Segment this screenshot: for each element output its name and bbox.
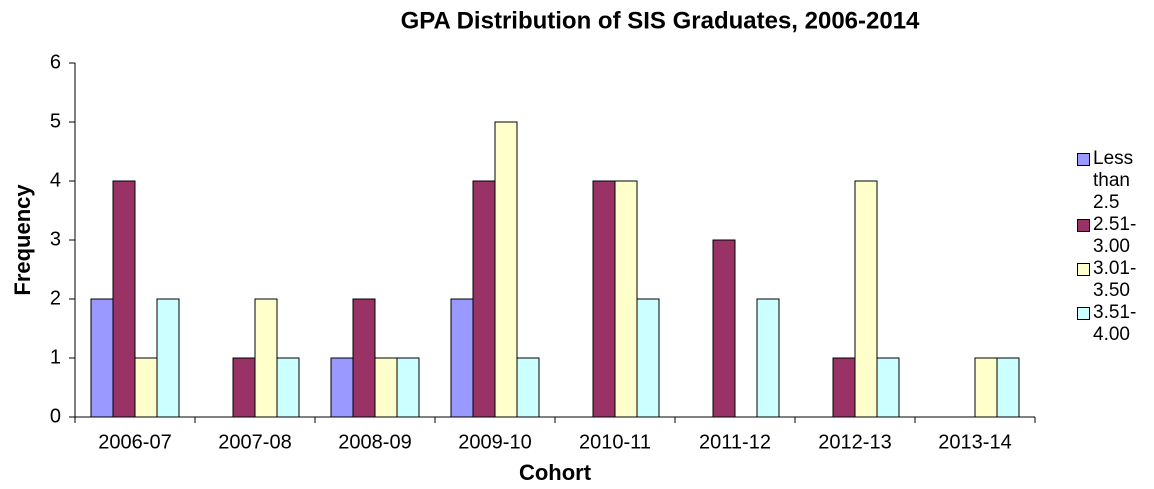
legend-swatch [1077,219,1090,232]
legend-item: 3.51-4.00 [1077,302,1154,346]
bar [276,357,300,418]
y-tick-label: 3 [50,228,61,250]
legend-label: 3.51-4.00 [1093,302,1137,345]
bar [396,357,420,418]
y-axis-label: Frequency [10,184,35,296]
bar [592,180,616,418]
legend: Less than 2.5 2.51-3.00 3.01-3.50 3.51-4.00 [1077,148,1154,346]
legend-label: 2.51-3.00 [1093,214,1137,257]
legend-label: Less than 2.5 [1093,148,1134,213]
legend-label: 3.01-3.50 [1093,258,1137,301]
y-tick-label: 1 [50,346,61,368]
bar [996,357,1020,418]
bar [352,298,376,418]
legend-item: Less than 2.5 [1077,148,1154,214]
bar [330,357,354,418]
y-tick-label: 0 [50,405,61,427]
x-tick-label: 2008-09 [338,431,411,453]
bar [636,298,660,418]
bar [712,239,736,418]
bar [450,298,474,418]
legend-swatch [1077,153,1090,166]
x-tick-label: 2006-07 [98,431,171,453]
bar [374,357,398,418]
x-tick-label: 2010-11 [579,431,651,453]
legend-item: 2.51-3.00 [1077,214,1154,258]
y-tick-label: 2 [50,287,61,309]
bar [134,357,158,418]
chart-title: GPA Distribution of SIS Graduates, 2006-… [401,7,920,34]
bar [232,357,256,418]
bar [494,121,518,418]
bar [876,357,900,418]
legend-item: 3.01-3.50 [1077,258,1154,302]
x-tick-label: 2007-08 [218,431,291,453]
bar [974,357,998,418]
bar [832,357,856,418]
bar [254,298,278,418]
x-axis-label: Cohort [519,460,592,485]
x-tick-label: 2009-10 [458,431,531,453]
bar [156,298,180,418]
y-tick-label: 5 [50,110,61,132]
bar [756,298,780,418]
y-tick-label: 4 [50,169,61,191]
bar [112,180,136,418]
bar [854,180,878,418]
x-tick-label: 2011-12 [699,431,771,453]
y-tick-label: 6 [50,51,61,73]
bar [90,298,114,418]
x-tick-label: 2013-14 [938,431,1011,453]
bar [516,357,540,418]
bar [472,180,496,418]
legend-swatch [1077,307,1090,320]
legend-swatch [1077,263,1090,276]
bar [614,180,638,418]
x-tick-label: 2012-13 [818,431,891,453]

══════════════════════════════

_Given exercise_
Print every line of the records above word for word, leaving out the pictures.

_Result below_
Segment this screenshot: for each element output its name and bbox.
legend-swatch [1077,219,1090,232]
legend-item: 3.51-4.00 [1077,302,1154,346]
bar [276,357,300,418]
y-tick-label: 3 [50,228,61,250]
legend-label: 3.51-4.00 [1093,302,1137,345]
bar [396,357,420,418]
y-axis-label: Frequency [10,184,35,296]
bar [592,180,616,418]
legend: Less than 2.5 2.51-3.00 3.01-3.50 3.51-4.00 [1077,148,1154,346]
legend-label: 2.51-3.00 [1093,214,1137,257]
legend-label: Less than 2.5 [1093,148,1134,213]
legend-label: 3.01-3.50 [1093,258,1137,301]
y-tick-label: 1 [50,346,61,368]
bar [996,357,1020,418]
bar [352,298,376,418]
legend-item: Less than 2.5 [1077,148,1154,214]
bar [330,357,354,418]
y-tick-label: 0 [50,405,61,427]
x-tick-label: 2008-09 [338,431,411,453]
bar [636,298,660,418]
bar [712,239,736,418]
bar [450,298,474,418]
legend-swatch [1077,153,1090,166]
x-tick-label: 2006-07 [98,431,171,453]
bar [374,357,398,418]
x-tick-label: 2010-11 [579,431,651,453]
legend-item: 2.51-3.00 [1077,214,1154,258]
y-tick-label: 2 [50,287,61,309]
bar [134,357,158,418]
chart-title: GPA Distribution of SIS Graduates, 2006-… [401,7,920,34]
bar [232,357,256,418]
bar [494,121,518,418]
bar [876,357,900,418]
legend-item: 3.01-3.50 [1077,258,1154,302]
x-tick-label: 2007-08 [218,431,291,453]
bar [974,357,998,418]
bar [832,357,856,418]
bar [254,298,278,418]
x-axis-label: Cohort [519,460,592,485]
x-tick-label: 2009-10 [458,431,531,453]
bar [156,298,180,418]
y-tick-label: 5 [50,110,61,132]
bar [756,298,780,418]
y-tick-label: 4 [50,169,61,191]
bar [112,180,136,418]
bar [854,180,878,418]
x-tick-label: 2011-12 [699,431,771,453]
y-tick-label: 6 [50,51,61,73]
bar [90,298,114,418]
x-tick-label: 2013-14 [938,431,1011,453]
bar [516,357,540,418]
bar [472,180,496,418]
legend-swatch [1077,307,1090,320]
legend-swatch [1077,263,1090,276]
bar [614,180,638,418]
x-tick-label: 2012-13 [818,431,891,453]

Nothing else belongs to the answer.